__Source material__
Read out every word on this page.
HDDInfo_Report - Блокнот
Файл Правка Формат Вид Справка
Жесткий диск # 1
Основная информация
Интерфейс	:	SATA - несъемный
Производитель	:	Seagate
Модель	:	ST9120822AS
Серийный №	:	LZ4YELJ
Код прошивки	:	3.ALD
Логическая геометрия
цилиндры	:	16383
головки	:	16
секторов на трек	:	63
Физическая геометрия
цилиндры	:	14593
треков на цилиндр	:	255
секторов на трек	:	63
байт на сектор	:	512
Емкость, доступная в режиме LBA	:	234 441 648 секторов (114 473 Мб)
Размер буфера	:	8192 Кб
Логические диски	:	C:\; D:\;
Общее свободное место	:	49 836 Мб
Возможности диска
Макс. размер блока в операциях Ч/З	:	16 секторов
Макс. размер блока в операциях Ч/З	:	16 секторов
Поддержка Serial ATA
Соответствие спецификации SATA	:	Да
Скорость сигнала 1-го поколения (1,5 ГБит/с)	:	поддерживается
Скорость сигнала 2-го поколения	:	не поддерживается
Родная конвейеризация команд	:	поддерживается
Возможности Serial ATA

__What the exercise asks__
Reproduce the listing shown above in its entirety, exactly.

__Answer for the task__
Read out every word on this page.
HDDInfo_Report - Блокнот
Файл Правка Формат Вид Справка
Жесткий диск # 1
Основная информация
Интерфейс	:	SATA - несъемный
Производитель	:	Seagate
Модель	:	ST9120822AS
Серийный №	:	LZ4YELJ
Код прошивки	:	3.ALD
Логическая геометрия
цилиндры	:	16383
головки	:	16
секторов на трек	:	63
Физическая геометрия
цилиндры	:	14593
треков на цилиндр	:	255
секторов на трек	:	63
байт на сектор	:	512
Емкость, доступная в режиме LBA	:	234 441 648 секторов (114 473 Мб)
Размер буфера	:	8192 Кб
Логические диски	:	C:\; D:\;
Общее свободное место	:	49 836 Мб
Возможности диска
Макс. размер блока в операциях Ч/З	:	16 секторов
Макс. размер блока в операциях Ч/З	:	16 секторов
Поддержка Serial ATA
Соответствие спецификации SATA	:	Да
Скорость сигнала 1-го поколения (1,5 ГБит/с)	:	поддерживается
Скорость сигнала 2-го поколения	:	не поддерживается
Родная конвейеризация команд	:	поддерживается
Возможности Serial ATA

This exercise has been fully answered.